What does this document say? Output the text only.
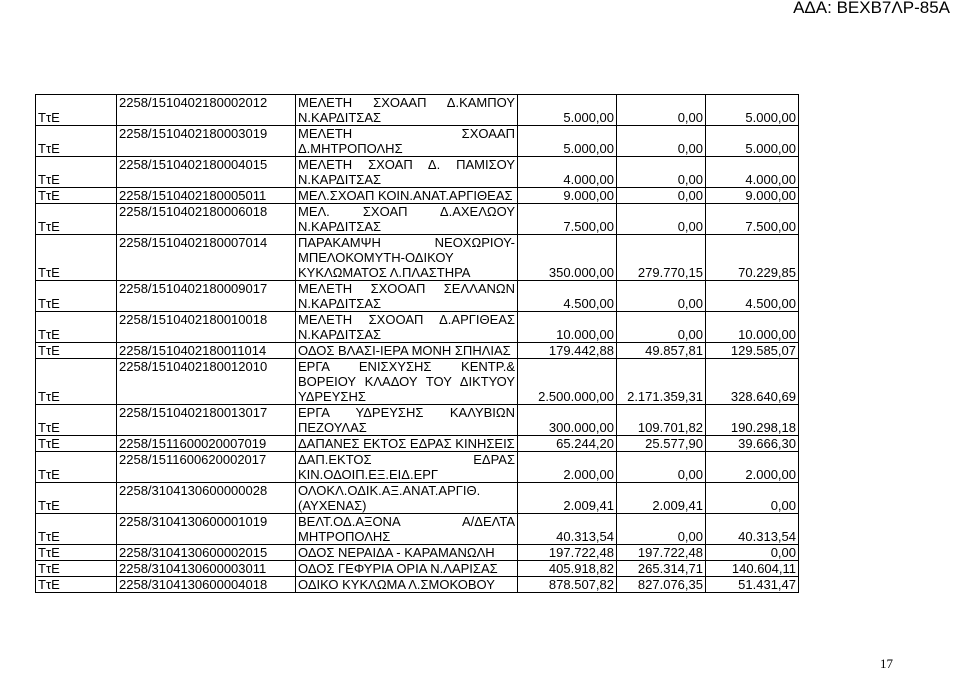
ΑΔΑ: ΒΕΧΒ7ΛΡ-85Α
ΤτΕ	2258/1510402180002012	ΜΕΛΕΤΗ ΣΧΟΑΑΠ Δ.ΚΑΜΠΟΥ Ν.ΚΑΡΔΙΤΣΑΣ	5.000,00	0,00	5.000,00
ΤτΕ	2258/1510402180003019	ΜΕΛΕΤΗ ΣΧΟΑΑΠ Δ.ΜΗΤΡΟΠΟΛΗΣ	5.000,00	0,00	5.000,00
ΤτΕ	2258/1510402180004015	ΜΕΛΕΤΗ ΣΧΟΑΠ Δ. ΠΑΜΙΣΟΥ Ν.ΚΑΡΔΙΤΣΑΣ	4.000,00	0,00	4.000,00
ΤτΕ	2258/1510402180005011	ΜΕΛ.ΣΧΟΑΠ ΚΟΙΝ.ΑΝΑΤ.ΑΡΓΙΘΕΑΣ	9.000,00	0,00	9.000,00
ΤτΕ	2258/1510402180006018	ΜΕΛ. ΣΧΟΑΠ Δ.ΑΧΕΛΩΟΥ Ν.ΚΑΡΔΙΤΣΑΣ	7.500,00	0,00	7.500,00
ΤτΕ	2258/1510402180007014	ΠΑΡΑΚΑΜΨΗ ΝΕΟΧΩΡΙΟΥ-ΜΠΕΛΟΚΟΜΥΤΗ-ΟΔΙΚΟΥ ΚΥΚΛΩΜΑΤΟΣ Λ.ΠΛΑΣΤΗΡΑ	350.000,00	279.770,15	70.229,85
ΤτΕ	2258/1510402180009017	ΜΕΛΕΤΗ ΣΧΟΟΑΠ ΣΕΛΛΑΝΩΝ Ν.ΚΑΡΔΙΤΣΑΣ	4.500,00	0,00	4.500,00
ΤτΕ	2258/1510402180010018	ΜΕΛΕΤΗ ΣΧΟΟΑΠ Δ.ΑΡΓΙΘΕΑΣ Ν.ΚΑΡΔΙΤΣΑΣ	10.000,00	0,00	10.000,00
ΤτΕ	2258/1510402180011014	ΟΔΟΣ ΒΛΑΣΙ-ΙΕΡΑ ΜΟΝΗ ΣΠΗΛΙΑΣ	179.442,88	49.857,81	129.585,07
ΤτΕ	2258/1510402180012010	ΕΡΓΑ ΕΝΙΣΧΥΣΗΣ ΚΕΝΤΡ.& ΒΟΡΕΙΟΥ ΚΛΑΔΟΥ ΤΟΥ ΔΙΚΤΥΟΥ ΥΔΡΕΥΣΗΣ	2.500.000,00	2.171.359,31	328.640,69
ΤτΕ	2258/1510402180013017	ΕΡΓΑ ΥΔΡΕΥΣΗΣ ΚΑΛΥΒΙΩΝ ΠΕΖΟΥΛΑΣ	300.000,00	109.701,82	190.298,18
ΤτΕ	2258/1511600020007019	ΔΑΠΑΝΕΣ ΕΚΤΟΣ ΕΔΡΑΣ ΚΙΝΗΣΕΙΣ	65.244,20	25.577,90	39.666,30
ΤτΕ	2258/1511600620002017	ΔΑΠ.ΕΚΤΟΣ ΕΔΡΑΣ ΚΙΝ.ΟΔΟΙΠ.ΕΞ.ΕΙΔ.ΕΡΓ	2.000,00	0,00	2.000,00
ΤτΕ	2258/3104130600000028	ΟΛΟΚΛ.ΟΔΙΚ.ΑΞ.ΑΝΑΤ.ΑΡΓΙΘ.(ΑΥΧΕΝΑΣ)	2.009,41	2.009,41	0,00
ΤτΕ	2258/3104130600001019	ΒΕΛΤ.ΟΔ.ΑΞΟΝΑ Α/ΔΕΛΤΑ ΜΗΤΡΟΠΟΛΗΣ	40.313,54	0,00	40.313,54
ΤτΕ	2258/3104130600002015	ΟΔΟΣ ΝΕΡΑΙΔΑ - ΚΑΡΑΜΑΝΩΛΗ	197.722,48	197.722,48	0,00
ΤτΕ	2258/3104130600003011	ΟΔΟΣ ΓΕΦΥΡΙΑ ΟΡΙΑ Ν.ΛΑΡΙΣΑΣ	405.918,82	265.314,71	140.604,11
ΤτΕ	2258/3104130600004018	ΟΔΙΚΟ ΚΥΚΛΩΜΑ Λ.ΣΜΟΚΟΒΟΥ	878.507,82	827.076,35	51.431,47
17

**Job**
Using the listing above, list every line in which the string "ΚΑΡΔΙΤΣΑΣ" occurs.

**Completed exercise**
ΤτΕ	2258/1510402180002012	ΜΕΛΕΤΗ ΣΧΟΑΑΠ Δ.ΚΑΜΠΟΥ Ν.ΚΑΡΔΙΤΣΑΣ	5.000,00	0,00	5.000,00
ΤτΕ	2258/1510402180004015	ΜΕΛΕΤΗ ΣΧΟΑΠ Δ. ΠΑΜΙΣΟΥ Ν.ΚΑΡΔΙΤΣΑΣ	4.000,00	0,00	4.000,00
ΤτΕ	2258/1510402180006018	ΜΕΛ. ΣΧΟΑΠ Δ.ΑΧΕΛΩΟΥ Ν.ΚΑΡΔΙΤΣΑΣ	7.500,00	0,00	7.500,00
ΤτΕ	2258/1510402180009017	ΜΕΛΕΤΗ ΣΧΟΟΑΠ ΣΕΛΛΑΝΩΝ Ν.ΚΑΡΔΙΤΣΑΣ	4.500,00	0,00	4.500,00
ΤτΕ	2258/1510402180010018	ΜΕΛΕΤΗ ΣΧΟΟΑΠ Δ.ΑΡΓΙΘΕΑΣ Ν.ΚΑΡΔΙΤΣΑΣ	10.000,00	0,00	10.000,00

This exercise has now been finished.